Identify all lines of the data containing the string "MultiAir" and copy them.

---*---

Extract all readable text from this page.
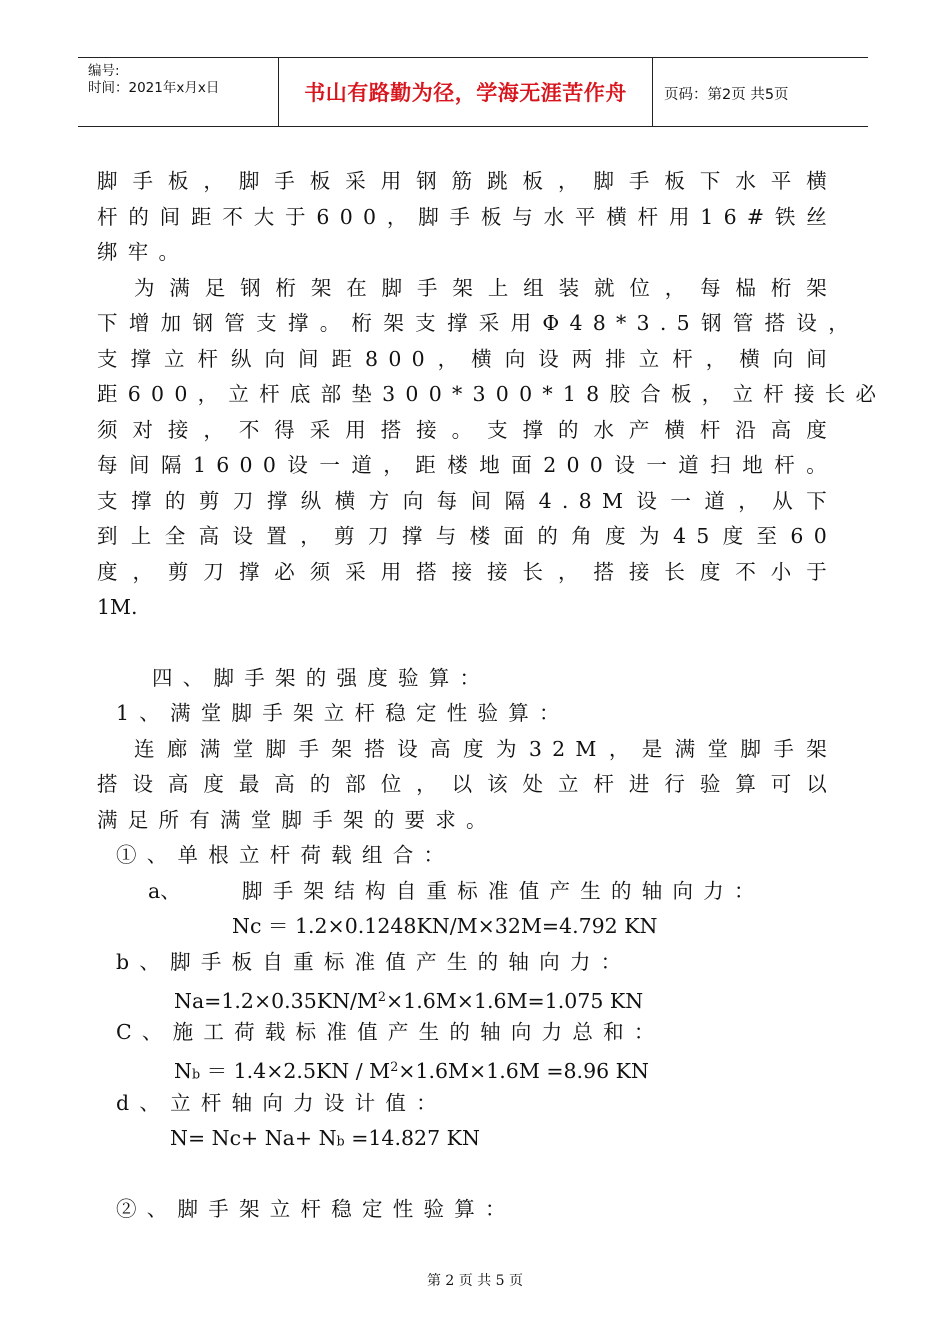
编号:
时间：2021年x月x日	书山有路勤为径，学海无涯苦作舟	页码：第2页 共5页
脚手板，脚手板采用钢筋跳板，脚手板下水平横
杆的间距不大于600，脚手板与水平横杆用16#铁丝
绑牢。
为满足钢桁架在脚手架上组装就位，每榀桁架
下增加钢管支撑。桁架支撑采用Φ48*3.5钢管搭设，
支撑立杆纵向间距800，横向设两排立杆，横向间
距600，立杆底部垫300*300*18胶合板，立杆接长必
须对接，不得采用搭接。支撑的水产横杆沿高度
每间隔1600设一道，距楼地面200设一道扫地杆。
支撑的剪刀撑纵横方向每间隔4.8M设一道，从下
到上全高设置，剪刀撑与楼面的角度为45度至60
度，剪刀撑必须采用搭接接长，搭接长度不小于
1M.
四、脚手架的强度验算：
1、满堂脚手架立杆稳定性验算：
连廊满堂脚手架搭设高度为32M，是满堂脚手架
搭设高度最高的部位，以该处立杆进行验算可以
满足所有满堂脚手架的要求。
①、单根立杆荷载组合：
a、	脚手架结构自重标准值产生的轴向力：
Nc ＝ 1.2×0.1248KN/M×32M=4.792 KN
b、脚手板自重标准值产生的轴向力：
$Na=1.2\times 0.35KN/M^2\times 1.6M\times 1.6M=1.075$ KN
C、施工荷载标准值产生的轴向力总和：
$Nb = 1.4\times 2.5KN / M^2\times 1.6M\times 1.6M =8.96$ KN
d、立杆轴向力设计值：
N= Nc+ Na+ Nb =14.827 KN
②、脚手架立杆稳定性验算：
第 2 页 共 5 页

---*---

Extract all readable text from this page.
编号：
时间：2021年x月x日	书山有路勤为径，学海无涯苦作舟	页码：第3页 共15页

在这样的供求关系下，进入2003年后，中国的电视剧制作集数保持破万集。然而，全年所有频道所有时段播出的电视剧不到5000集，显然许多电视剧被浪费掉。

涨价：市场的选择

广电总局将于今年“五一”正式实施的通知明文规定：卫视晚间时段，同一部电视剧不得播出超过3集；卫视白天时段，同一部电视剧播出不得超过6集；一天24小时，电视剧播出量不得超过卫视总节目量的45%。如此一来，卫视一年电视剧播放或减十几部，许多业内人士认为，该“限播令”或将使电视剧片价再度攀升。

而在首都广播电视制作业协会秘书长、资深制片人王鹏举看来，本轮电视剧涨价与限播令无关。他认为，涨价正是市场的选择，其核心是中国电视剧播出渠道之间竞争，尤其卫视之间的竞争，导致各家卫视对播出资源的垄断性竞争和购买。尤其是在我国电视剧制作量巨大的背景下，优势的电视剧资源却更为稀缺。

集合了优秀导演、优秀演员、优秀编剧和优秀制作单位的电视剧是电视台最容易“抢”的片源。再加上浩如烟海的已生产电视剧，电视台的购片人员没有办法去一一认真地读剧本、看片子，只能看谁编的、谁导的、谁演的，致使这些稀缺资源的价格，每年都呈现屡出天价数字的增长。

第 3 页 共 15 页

---*---

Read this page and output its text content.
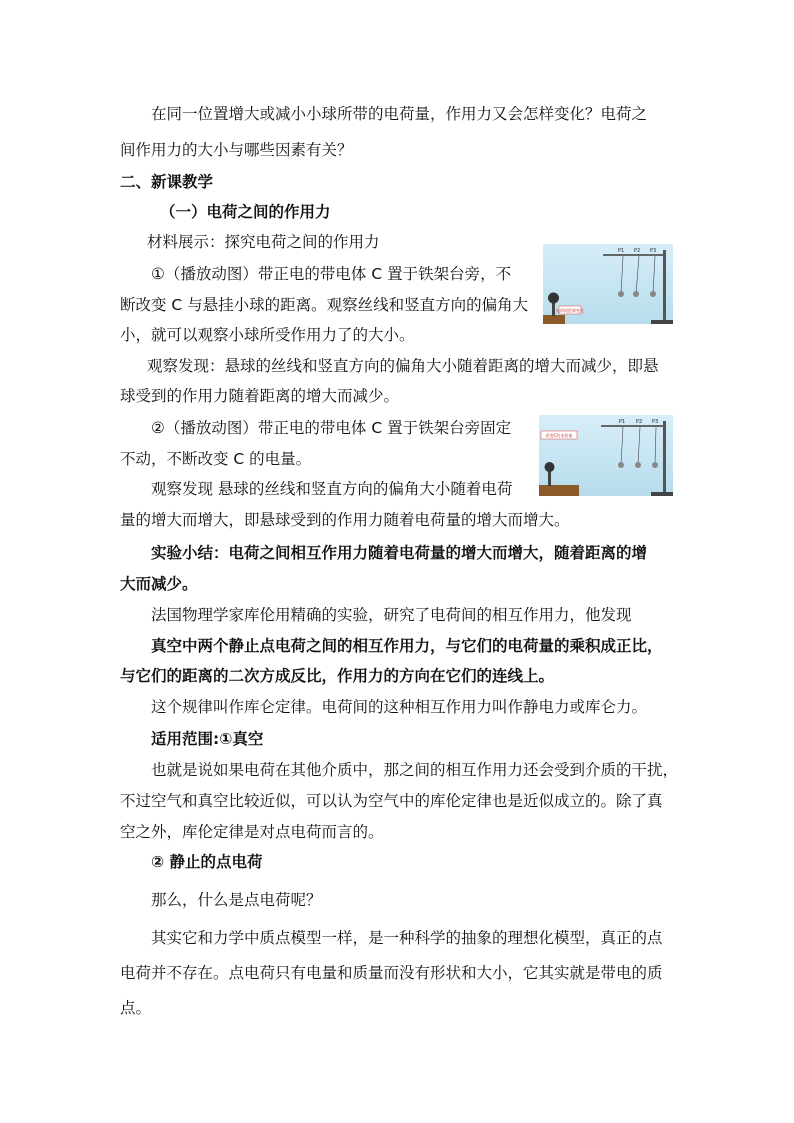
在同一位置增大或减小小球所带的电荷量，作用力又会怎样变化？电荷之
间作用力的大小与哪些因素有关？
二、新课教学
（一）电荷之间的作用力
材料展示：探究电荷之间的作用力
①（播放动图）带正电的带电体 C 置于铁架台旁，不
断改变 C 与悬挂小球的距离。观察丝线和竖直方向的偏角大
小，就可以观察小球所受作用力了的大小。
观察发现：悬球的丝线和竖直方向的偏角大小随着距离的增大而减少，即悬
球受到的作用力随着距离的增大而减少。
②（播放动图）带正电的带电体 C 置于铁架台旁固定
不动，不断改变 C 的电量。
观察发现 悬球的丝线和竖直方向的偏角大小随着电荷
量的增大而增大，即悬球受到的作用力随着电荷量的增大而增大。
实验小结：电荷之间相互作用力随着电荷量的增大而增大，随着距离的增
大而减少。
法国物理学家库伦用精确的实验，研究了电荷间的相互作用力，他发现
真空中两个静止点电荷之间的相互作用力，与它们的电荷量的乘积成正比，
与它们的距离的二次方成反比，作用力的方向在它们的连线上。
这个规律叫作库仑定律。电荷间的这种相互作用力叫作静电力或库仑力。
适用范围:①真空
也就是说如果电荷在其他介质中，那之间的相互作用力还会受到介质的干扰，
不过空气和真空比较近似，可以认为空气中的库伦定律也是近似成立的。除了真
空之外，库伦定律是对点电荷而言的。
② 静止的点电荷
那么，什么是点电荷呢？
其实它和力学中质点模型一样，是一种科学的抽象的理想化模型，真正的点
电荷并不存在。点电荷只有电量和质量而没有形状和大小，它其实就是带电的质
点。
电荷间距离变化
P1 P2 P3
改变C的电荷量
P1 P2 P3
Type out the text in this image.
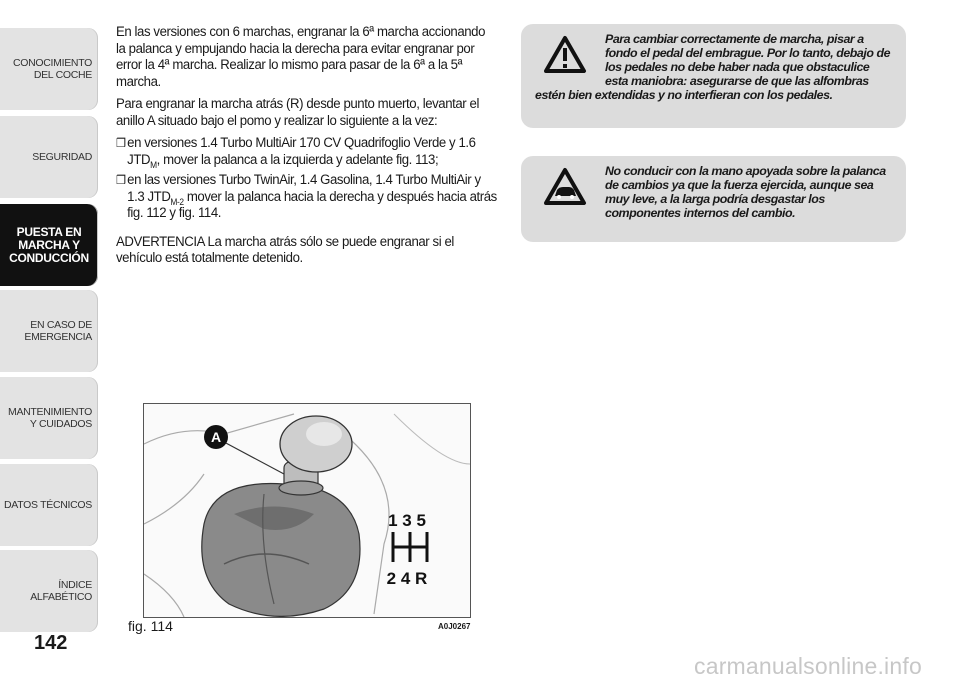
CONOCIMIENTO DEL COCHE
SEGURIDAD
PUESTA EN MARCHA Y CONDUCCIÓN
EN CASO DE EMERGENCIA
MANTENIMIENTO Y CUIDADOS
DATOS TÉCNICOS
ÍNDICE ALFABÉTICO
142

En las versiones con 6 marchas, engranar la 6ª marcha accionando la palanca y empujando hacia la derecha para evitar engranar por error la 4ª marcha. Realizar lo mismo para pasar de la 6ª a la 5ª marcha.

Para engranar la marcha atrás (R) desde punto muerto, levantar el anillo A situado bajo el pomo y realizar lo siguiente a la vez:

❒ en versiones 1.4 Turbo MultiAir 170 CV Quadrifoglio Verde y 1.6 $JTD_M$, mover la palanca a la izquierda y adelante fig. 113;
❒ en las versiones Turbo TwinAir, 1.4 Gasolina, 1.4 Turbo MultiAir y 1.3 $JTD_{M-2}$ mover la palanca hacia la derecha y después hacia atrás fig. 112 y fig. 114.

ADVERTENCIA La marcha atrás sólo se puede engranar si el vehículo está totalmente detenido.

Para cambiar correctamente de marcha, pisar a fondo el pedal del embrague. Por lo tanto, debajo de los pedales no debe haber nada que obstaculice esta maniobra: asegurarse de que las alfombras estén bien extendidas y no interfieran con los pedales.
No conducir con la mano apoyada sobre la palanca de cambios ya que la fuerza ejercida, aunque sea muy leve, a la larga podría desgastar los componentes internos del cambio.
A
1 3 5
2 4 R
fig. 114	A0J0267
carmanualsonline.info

---*---

**Right answer**.
❒ en versiones 1.4 Turbo MultiAir 170 CV Quadrifoglio Verde y 1.6 $JTD_M$, mover la palanca a la izquierda y adelante fig. 113;
❒ en las versiones Turbo TwinAir, 1.4 Gasolina, 1.4 Turbo MultiAir y 1.3 $JTD_{M-2}$ mover la palanca hacia la derecha y después hacia atrás fig. 112 y fig. 114.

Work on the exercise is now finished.